**GOAL OF THE EXERCISE:** Reproduce each of the lines word for word.

**WORKING DATA:**
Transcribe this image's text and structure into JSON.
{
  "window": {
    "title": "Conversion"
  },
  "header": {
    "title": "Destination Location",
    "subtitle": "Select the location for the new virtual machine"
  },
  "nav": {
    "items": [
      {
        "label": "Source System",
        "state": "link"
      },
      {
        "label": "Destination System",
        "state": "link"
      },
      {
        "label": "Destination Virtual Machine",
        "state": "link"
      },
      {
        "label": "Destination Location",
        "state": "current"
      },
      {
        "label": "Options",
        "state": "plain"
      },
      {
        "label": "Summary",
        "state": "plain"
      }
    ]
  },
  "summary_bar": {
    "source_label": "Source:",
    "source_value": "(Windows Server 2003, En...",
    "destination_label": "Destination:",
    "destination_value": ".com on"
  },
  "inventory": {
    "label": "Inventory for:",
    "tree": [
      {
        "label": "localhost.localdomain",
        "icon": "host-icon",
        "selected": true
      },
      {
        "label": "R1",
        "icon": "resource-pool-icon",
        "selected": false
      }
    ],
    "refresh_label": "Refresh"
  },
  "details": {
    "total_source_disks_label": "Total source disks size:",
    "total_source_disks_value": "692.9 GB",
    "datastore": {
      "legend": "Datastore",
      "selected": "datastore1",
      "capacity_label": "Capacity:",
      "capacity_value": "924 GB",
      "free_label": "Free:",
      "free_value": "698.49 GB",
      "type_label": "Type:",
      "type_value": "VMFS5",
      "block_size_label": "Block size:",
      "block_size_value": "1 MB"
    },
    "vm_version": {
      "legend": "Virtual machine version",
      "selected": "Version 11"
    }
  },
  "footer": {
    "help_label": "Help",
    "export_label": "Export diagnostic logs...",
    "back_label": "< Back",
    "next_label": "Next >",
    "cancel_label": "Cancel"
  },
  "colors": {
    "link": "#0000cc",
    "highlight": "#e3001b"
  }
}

**ANSWER TO THE EXERCISE:**
Transcribe this image's text and structure into JSON.
{
  "window": {
    "title": "Conversion"
  },
  "header": {
    "title": "Destination Location",
    "subtitle": "Select the location for the new virtual machine"
  },
  "nav": {
    "items": [
      {
        "label": "Source System",
        "state": "link"
      },
      {
        "label": "Destination System",
        "state": "link"
      },
      {
        "label": "Destination Virtual Machine",
        "state": "link"
      },
      {
        "label": "Destination Location",
        "state": "current"
      },
      {
        "label": "Options",
        "state": "plain"
      },
      {
        "label": "Summary",
        "state": "plain"
      }
    ]
  },
  "summary_bar": {
    "source_label": "Source:",
    "source_value": "(Windows Server 2003, En...",
    "destination_label": "Destination:",
    "destination_value": ".com on"
  },
  "inventory": {
    "label": "Inventory for:",
    "tree": [
      {
        "label": "localhost.localdomain",
        "icon": "host-icon",
        "selected": true
      },
      {
        "label": "R1",
        "icon": "resource-pool-icon",
        "selected": false
      }
    ],
    "refresh_label": "Refresh"
  },
  "details": {
    "total_source_disks_label": "Total source disks size:",
    "total_source_disks_value": "692.9 GB",
    "datastore": {
      "legend": "Datastore",
      "selected": "datastore1",
      "capacity_label": "Capacity:",
      "capacity_value": "924 GB",
      "free_label": "Free:",
      "free_value": "698.49 GB",
      "type_label": "Type:",
      "type_value": "VMFS5",
      "block_size_label": "Block size:",
      "block_size_value": "1 MB"
    },
    "vm_version": {
      "legend": "Virtual machine version",
      "selected": "Version 11"
    }
  },
  "footer": {
    "help_label": "Help",
    "export_label": "Export diagnostic logs...",
    "back_label": "< Back",
    "next_label": "Next >",
    "cancel_label": "Cancel"
  },
  "colors": {
    "link": "#0000cc",
    "highlight": "#e3001b"
  }
}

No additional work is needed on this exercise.